INSTRUCTIONS TO FOLLOW: Which lines hold the word "text"? Copy each of them.

Begin

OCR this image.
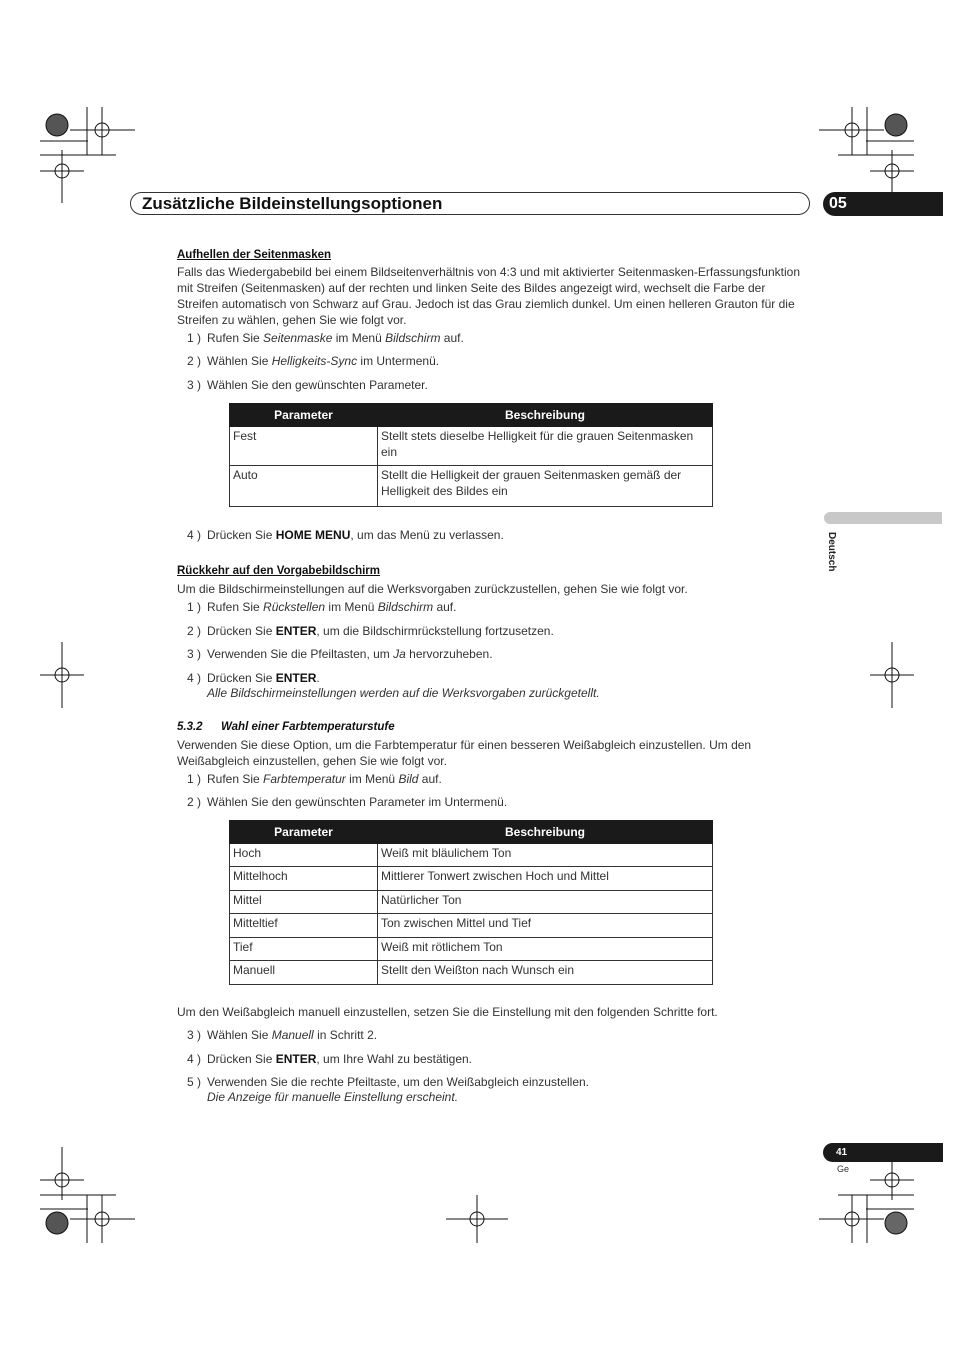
Zusätzliche Bildeinstellungsoptionen	05
Deutsch
Aufhellen der Seitenmasken
Falls das Wiedergabebild bei einem Bildseitenverhältnis von 4:3 und mit aktivierter Seitenmasken-Erfassungsfunktion mit Streifen (Seitenmasken) auf der rechten und linken Seite des Bildes angezeigt wird, wechselt die Farbe der Streifen automatisch von Schwarz auf Grau. Jedoch ist das Grau ziemlich dunkel. Um einen helleren Grauton für die Streifen zu wählen, gehen Sie wie folgt vor.
1 ) Rufen Sie Seitenmaske im Menü Bildschirm auf.
2 ) Wählen Sie Helligkeits-Sync im Untermenü.
3 ) Wählen Sie den gewünschten Parameter.
Parameter	Beschreibung
Fest	Stellt stets dieselbe Helligkeit für die grauen Seitenmasken ein
Auto	Stellt die Helligkeit der grauen Seitenmasken gemäß der Helligkeit des Bildes ein
4 ) Drücken Sie HOME MENU, um das Menü zu verlassen.
Rückkehr auf den Vorgabebildschirm
Um die Bildschirmeinstellungen auf die Werksvorgaben zurückzustellen, gehen Sie wie folgt vor.
1 ) Rufen Sie Rückstellen im Menü Bildschirm auf.
2 ) Drücken Sie ENTER, um die Bildschirmrückstellung fortzusetzen.
3 ) Verwenden Sie die Pfeiltasten, um Ja hervorzuheben.
4 ) Drücken Sie ENTER.
Alle Bildschirmeinstellungen werden auf die Werksvorgaben zurückgetellt.
5.3.2 Wahl einer Farbtemperaturstufe
Verwenden Sie diese Option, um die Farbtemperatur für einen besseren Weißabgleich einzustellen. Um den Weißabgleich einzustellen, gehen Sie wie folgt vor.
1 ) Rufen Sie Farbtemperatur im Menü Bild auf.
2 ) Wählen Sie den gewünschten Parameter im Untermenü.
Parameter	Beschreibung
Hoch	Weiß mit bläulichem Ton
Mittelhoch	Mittlerer Tonwert zwischen Hoch und Mittel
Mittel	Natürlicher Ton
Mitteltief	Ton zwischen Mittel und Tief
Tief	Weiß mit rötlichem Ton
Manuell	Stellt den Weißton nach Wunsch ein
Um den Weißabgleich manuell einzustellen, setzen Sie die Einstellung mit den folgenden Schritte fort.
3 ) Wählen Sie Manuell in Schritt 2.
4 ) Drücken Sie ENTER, um Ihre Wahl zu bestätigen.
5 ) Verwenden Sie die rechte Pfeiltaste, um den Weißabgleich einzustellen.
Die Anzeige für manuelle Einstellung erscheint.
41
Ge
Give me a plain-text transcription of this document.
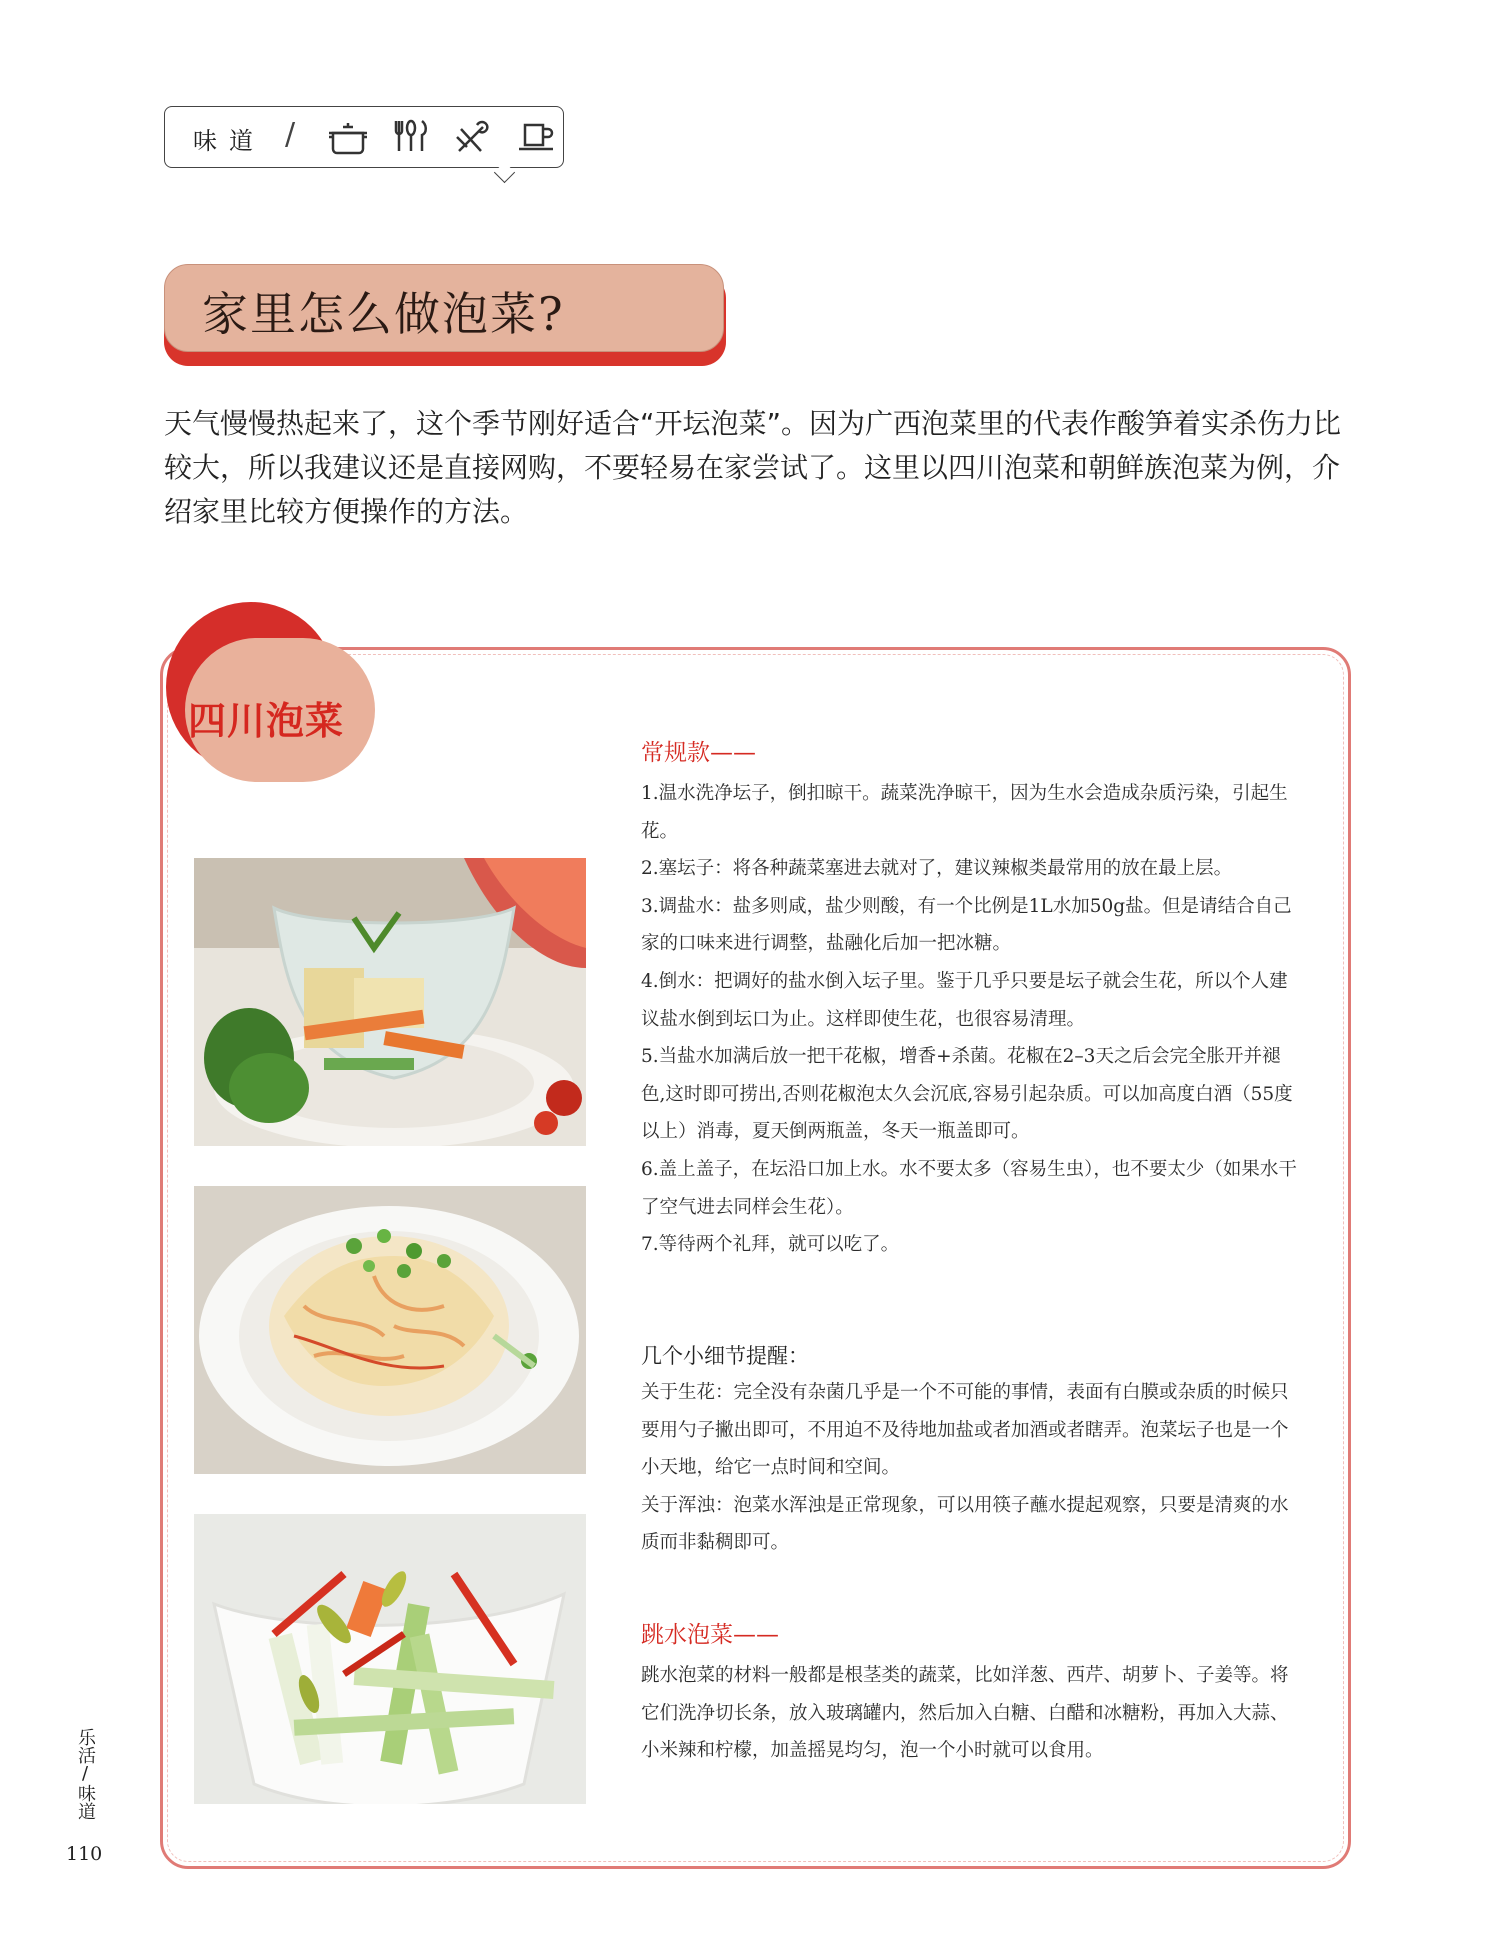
味道 /
家里怎么做泡菜?
天气慢慢热起来了，这个季节刚好适合“开坛泡菜”。因为广西泡菜里的代表作酸笋着实杀伤力比较大，所以我建议还是直接网购，不要轻易在家尝试了。这里以四川泡菜和朝鲜族泡菜为例，介绍家里比较方便操作的方法。
四川泡菜
常规款——

1.温水洗净坛子，倒扣晾干。蔬菜洗净晾干，因为生水会造成杂质污染，引起生花。

2.塞坛子：将各种蔬菜塞进去就对了，建议辣椒类最常用的放在最上层。

3.调盐水：盐多则咸，盐少则酸，有一个比例是1L水加50g盐。但是请结合自己家的口味来进行调整，盐融化后加一把冰糖。

4.倒水：把调好的盐水倒入坛子里。鉴于几乎只要是坛子就会生花，所以个人建议盐水倒到坛口为止。这样即使生花，也很容易清理。

5.当盐水加满后放一把干花椒，增香+杀菌。花椒在2–3天之后会完全胀开并褪色,这时即可捞出,否则花椒泡太久会沉底,容易引起杂质。可以加高度白酒（55度以上）消毒，夏天倒两瓶盖，冬天一瓶盖即可。

6.盖上盖子，在坛沿口加上水。水不要太多（容易生虫），也不要太少（如果水干了空气进去同样会生花）。

7.等待两个礼拜，就可以吃了。

几个小细节提醒：

关于生花：完全没有杂菌几乎是一个不可能的事情，表面有白膜或杂质的时候只要用勺子撇出即可，不用迫不及待地加盐或者加酒或者瞎弄。泡菜坛子也是一个小天地，给它一点时间和空间。

关于浑浊：泡菜水浑浊是正常现象，可以用筷子蘸水提起观察，只要是清爽的水质而非黏稠即可。

跳水泡菜——
跳水泡菜的材料一般都是根茎类的蔬菜，比如洋葱、西芹、胡萝卜、子姜等。将它们洗净切长条，放入玻璃罐内，然后加入白糖、白醋和冰糖粉，再加入大蒜、小米辣和柠檬，加盖摇晃均匀，泡一个小时就可以食用。
乐活
/
味道
110
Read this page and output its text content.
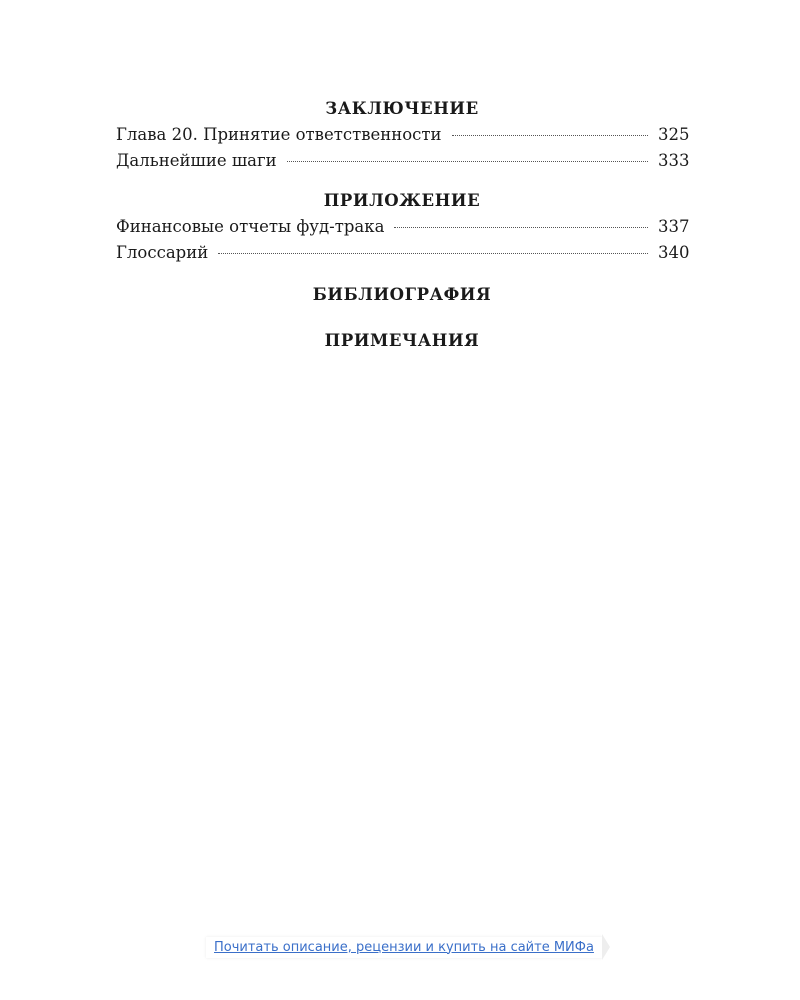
ЗАКЛЮЧЕНИЕ
Глава 20. Принятие ответственности	325
Дальнейшие шаги	333
ПРИЛОЖЕНИЕ
Финансовые отчеты фуд-трака	337
Глоссарий	340
БИБЛИОГРАФИЯ
ПРИМЕЧАНИЯ
Почитать описание, рецензии и купить на сайте МИФа
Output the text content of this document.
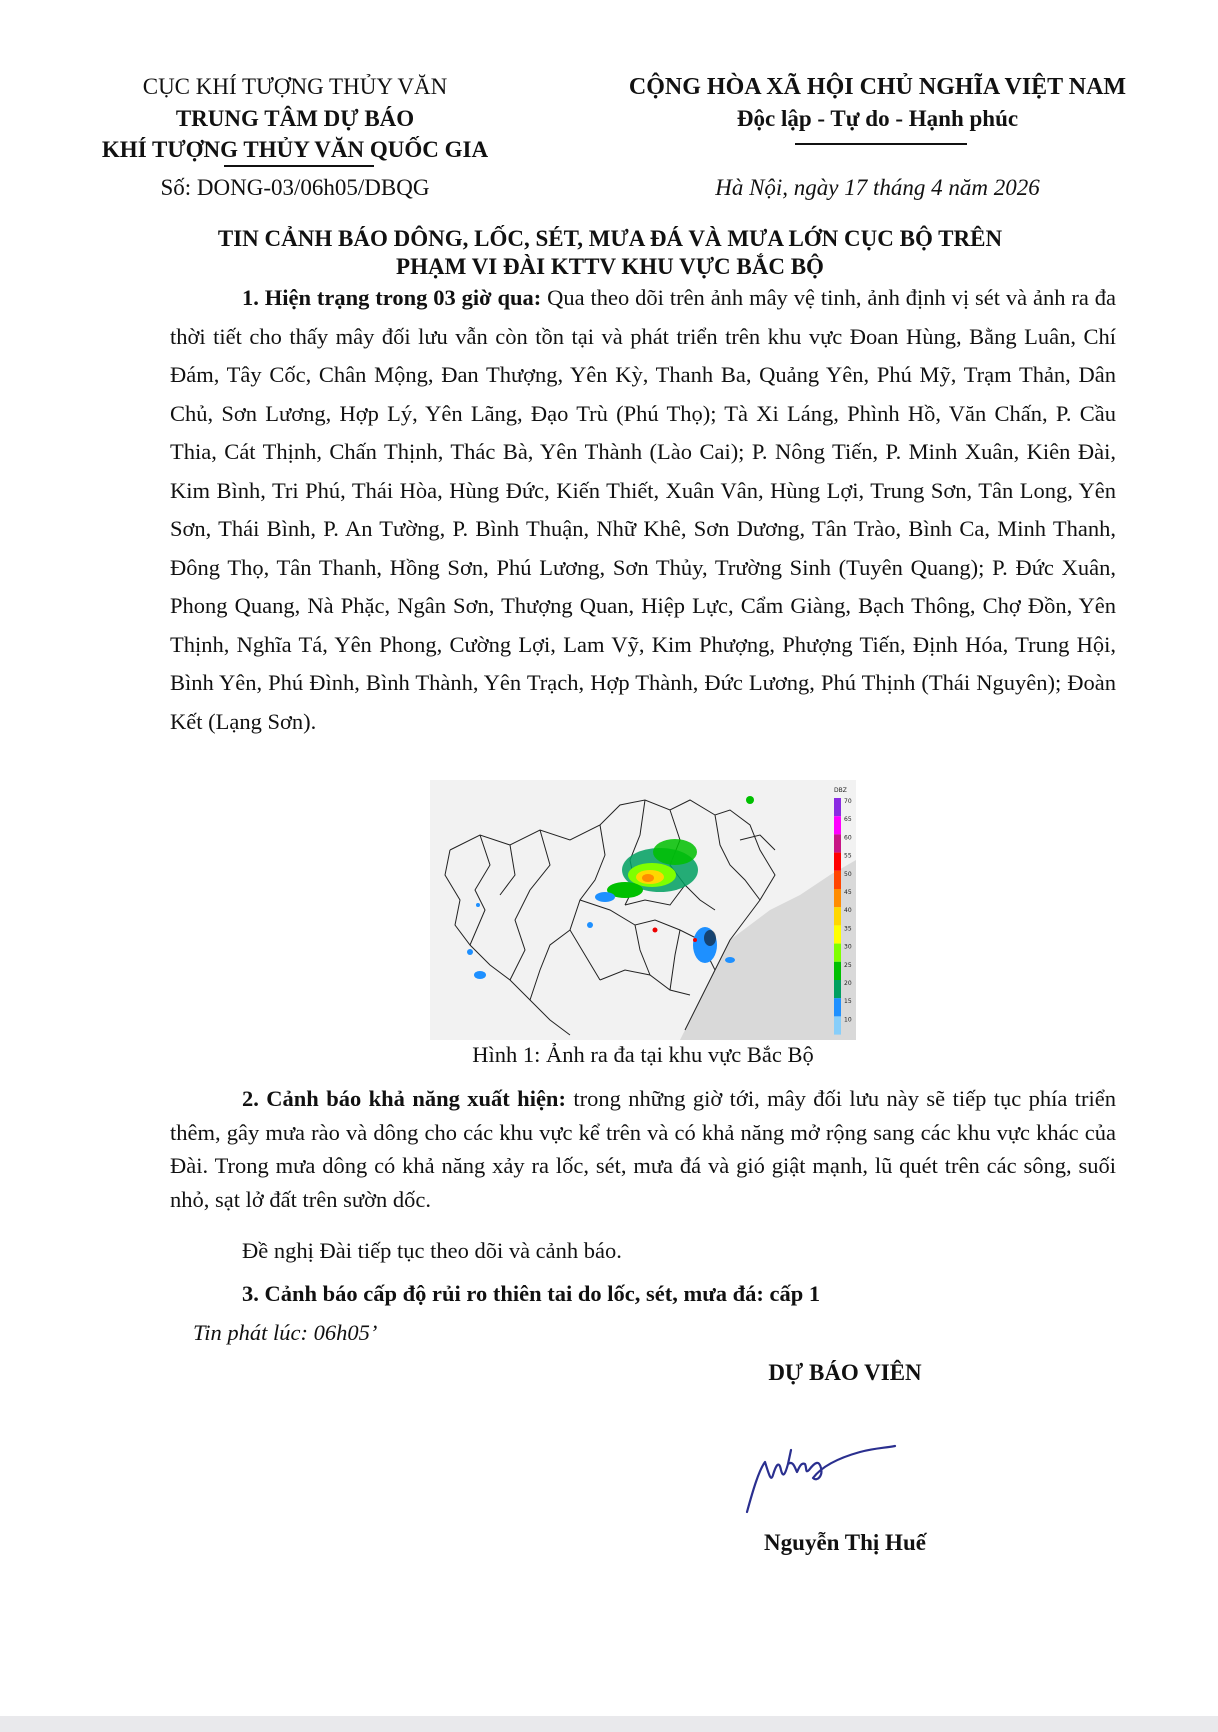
CỤC KHÍ TƯỢNG THỦY VĂN
TRUNG TÂM DỰ BÁO
KHÍ TƯỢNG THỦY VĂN QUỐC GIA
Số: DONG-03/06h05/DBQG
CỘNG HÒA XÃ HỘI CHỦ NGHĨA VIỆT NAM
Độc lập - Tự do - Hạnh phúc
Hà Nội, ngày 17 tháng 4 năm 2026
TIN CẢNH BÁO DÔNG, LỐC, SÉT, MƯA ĐÁ VÀ MƯA LỚN CỤC BỘ TRÊN
PHẠM VI ĐÀI KTTV KHU VỰC BẮC BỘ

1. Hiện trạng trong 03 giờ qua: Qua theo dõi trên ảnh mây vệ tinh, ảnh định vị sét và ảnh ra đa thời tiết cho thấy mây đối lưu vẫn còn tồn tại và phát triển trên khu vực Đoan Hùng, Bằng Luân, Chí Đám, Tây Cốc, Chân Mộng, Đan Thượng, Yên Kỳ, Thanh Ba, Quảng Yên, Phú Mỹ, Trạm Thản, Dân Chủ, Sơn Lương, Hợp Lý, Yên Lãng, Đạo Trù (Phú Thọ); Tà Xi Láng, Phình Hồ, Văn Chấn, P. Cầu Thia, Cát Thịnh, Chấn Thịnh, Thác Bà, Yên Thành (Lào Cai); P. Nông Tiến, P. Minh Xuân, Kiên Đài, Kim Bình, Tri Phú, Thái Hòa, Hùng Đức, Kiến Thiết, Xuân Vân, Hùng Lợi, Trung Sơn, Tân Long, Yên Sơn, Thái Bình, P. An Tường, P. Bình Thuận, Nhữ Khê, Sơn Dương, Tân Trào, Bình Ca, Minh Thanh, Đông Thọ, Tân Thanh, Hồng Sơn, Phú Lương, Sơn Thủy, Trường Sinh (Tuyên Quang); P. Đức Xuân, Phong Quang, Nà Phặc, Ngân Sơn, Thượng Quan, Hiệp Lực, Cẩm Giàng, Bạch Thông, Chợ Đồn, Yên Thịnh, Nghĩa Tá, Yên Phong, Cường Lợi, Lam Vỹ, Kim Phượng, Phượng Tiến, Định Hóa, Trung Hội, Bình Yên, Phú Đình, Bình Thành, Yên Trạch, Hợp Thành, Đức Lương, Phú Thịnh (Thái Nguyên); Đoàn Kết (Lạng Sơn).

DBZ
70
65
60
55
50
45
40
35
30
25
20
15
10
Hình 1: Ảnh ra đa tại khu vực Bắc Bộ

2. Cảnh báo khả năng xuất hiện: trong những giờ tới, mây đối lưu này sẽ tiếp tục phía triển thêm, gây mưa rào và dông cho các khu vực kể trên và có khả năng mở rộng sang các khu vực khác của Đài. Trong mưa dông có khả năng xảy ra lốc, sét, mưa đá và gió giật mạnh, lũ quét trên các sông, suối nhỏ, sạt lở đất trên sườn dốc.

Đề nghị Đài tiếp tục theo dõi và cảnh báo.

3. Cảnh báo cấp độ rủi ro thiên tai do lốc, sét, mưa đá: cấp 1

Tin phát lúc: 06h05’
DỰ BÁO VIÊN
Nguyễn Thị Huế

End

EXERCISE OUTPUT:
Give me a plain-text transcription of this document.
Read this page and output its text content.
Output the text content of this document.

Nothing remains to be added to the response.